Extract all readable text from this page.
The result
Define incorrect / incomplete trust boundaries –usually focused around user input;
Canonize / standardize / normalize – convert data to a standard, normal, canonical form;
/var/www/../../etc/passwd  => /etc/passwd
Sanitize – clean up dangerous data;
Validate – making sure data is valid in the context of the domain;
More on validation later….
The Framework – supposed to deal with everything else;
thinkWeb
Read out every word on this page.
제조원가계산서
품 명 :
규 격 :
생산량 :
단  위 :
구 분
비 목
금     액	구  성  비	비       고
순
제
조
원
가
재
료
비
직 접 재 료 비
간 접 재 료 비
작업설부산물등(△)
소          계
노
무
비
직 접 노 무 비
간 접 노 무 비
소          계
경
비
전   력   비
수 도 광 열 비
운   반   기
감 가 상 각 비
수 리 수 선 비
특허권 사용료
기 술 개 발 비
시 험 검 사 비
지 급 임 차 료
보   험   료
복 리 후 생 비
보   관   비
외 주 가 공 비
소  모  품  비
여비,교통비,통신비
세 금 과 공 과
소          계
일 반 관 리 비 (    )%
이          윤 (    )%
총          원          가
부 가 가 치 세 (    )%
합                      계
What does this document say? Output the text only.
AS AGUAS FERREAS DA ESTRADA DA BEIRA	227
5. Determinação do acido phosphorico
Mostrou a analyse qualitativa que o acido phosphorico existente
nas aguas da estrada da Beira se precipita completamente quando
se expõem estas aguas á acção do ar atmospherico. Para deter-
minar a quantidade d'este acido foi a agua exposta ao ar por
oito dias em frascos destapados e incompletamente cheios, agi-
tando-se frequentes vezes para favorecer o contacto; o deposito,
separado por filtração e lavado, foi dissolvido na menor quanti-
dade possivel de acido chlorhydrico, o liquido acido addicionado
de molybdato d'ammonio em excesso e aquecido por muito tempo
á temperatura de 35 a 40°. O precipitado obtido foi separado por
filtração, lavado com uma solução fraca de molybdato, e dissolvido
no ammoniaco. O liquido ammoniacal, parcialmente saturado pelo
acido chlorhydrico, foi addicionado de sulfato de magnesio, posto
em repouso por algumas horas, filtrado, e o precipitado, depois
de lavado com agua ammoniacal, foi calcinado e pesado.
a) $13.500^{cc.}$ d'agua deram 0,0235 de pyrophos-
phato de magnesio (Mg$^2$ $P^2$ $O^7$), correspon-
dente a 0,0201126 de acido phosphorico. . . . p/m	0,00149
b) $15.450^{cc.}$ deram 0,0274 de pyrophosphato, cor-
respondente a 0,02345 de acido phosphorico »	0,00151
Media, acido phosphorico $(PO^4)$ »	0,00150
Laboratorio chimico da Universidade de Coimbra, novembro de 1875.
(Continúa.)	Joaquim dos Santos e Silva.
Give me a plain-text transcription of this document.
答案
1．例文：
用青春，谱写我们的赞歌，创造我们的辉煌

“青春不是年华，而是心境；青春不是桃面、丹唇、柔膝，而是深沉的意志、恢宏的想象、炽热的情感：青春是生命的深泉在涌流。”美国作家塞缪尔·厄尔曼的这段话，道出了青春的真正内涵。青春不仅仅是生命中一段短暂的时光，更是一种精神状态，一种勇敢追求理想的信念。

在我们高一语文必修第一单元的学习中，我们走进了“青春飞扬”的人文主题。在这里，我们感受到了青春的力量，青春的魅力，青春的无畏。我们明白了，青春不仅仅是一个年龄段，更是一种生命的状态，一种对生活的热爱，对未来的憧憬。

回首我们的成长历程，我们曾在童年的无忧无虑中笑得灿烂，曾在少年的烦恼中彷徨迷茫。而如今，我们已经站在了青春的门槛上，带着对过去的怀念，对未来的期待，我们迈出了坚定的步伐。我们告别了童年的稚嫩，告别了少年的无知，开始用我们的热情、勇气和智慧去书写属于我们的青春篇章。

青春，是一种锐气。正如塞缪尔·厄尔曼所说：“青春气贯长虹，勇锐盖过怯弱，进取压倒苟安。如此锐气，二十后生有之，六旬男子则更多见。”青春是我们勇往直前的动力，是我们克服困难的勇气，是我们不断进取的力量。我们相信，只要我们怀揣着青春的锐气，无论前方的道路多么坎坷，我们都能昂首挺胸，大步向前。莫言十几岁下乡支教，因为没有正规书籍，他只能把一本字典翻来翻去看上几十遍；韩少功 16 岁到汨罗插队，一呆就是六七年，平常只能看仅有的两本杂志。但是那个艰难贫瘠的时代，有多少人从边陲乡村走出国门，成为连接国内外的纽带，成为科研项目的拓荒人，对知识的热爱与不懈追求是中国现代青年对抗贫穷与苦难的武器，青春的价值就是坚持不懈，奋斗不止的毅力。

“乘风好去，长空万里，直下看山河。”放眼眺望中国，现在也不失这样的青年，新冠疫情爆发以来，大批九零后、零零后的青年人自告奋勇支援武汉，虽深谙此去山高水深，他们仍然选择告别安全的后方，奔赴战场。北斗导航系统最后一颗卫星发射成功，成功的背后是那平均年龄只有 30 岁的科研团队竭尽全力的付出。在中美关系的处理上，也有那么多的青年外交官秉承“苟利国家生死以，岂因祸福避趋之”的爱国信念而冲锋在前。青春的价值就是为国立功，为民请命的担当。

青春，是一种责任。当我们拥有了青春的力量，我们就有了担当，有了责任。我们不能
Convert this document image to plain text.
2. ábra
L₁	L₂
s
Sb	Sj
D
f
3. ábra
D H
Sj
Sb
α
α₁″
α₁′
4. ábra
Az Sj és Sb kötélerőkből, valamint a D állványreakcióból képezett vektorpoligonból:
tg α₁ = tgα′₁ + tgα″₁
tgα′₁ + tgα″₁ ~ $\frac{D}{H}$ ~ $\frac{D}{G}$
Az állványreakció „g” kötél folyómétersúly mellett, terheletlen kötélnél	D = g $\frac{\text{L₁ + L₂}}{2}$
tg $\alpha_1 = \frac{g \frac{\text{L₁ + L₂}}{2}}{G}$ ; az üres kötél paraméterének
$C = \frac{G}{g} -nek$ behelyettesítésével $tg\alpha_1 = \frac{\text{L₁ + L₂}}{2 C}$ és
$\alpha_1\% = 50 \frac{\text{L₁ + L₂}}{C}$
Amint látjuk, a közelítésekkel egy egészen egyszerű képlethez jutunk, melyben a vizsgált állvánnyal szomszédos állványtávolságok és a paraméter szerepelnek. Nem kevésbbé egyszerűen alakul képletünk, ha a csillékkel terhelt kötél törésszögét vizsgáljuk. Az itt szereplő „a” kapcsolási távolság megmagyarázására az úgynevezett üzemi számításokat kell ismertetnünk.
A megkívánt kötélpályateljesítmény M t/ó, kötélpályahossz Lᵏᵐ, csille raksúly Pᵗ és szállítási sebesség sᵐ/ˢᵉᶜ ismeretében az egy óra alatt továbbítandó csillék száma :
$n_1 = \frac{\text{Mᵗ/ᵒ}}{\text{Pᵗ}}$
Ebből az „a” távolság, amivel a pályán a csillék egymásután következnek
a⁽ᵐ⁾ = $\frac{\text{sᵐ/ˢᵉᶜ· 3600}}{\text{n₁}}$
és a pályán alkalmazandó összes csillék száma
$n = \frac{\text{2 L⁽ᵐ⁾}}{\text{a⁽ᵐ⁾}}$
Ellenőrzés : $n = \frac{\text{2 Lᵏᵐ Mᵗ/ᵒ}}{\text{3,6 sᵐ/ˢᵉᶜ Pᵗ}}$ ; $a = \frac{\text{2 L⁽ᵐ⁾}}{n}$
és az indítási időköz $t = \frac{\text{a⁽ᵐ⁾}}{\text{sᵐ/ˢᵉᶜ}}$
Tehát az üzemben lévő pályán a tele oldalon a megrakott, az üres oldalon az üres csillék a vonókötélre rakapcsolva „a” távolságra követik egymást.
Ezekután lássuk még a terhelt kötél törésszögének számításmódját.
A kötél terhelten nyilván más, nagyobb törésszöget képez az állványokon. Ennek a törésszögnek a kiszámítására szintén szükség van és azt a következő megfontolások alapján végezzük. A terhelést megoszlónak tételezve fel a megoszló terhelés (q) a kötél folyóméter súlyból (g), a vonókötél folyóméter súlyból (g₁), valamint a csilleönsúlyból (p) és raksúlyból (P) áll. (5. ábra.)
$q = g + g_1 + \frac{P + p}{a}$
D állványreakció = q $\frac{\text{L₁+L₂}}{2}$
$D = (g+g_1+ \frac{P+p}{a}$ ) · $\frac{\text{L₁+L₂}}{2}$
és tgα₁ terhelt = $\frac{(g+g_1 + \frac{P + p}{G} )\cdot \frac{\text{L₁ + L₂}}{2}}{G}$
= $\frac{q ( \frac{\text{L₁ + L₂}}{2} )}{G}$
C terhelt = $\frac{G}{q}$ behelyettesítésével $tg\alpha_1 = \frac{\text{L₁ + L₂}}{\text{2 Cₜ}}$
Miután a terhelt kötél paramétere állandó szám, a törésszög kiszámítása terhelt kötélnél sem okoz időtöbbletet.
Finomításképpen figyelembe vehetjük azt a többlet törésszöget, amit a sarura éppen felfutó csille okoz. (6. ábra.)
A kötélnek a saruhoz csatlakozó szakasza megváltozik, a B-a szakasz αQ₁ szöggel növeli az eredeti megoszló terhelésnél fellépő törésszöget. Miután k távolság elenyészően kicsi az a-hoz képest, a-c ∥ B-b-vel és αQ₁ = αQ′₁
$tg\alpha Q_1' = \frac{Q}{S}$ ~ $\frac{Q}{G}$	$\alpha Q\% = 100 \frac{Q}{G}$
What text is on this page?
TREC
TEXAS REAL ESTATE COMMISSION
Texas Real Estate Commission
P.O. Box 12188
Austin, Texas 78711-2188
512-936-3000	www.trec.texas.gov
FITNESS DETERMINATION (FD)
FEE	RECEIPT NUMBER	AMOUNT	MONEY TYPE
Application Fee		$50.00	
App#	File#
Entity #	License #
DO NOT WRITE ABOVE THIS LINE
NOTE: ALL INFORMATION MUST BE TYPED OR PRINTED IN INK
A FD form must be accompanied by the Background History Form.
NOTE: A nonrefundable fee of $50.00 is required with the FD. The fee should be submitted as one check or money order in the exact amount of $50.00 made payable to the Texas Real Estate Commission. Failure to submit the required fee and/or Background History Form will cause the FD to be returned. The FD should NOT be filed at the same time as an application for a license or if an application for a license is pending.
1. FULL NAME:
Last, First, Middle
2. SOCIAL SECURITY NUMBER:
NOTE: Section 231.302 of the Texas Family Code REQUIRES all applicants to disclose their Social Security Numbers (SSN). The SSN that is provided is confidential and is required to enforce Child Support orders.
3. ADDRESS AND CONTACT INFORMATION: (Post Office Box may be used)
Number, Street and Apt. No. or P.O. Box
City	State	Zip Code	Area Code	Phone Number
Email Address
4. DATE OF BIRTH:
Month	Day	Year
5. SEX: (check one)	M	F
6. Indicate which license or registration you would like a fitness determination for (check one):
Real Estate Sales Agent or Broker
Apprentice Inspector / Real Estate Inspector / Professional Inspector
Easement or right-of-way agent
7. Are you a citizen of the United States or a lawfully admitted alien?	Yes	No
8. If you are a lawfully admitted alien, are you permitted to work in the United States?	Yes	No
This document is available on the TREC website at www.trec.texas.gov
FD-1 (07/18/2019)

_ _ _

## CHALLENGE
How many lines of the data hold the string "ammoniacal"? Reply with the number alone.

## RESPONSE TO THE EXERCISE
2